- Opening Delimiter -

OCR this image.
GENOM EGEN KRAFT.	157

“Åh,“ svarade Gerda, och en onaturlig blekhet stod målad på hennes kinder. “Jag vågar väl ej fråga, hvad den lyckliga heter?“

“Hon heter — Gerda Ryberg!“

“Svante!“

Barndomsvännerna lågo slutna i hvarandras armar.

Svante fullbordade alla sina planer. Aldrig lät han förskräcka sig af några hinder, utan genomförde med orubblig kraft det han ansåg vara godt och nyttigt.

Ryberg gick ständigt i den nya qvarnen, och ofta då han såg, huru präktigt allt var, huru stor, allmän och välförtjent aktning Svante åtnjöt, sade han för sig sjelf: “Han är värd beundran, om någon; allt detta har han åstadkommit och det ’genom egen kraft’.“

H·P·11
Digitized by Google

- Closing Delimiter -

**ACTION ITEM**
Write out every entry once more, precisely as it stands.

**EXPECTED ANSWER**
OCR this image.
GENOM EGEN KRAFT.	157

“Åh,“ svarade Gerda, och en onaturlig blekhet stod målad på hennes kinder. “Jag vågar väl ej fråga, hvad den lyckliga heter?“

“Hon heter — Gerda Ryberg!“

“Svante!“

Barndomsvännerna lågo slutna i hvarandras armar.

Svante fullbordade alla sina planer. Aldrig lät han förskräcka sig af några hinder, utan genomförde med orubblig kraft det han ansåg vara godt och nyttigt.

Ryberg gick ständigt i den nya qvarnen, och ofta då han såg, huru präktigt allt var, huru stor, allmän och välförtjent aktning Svante åtnjöt, sade han för sig sjelf: “Han är värd beundran, om någon; allt detta har han åstadkommit och det ’genom egen kraft’.“

H·P·11
Digitized by Google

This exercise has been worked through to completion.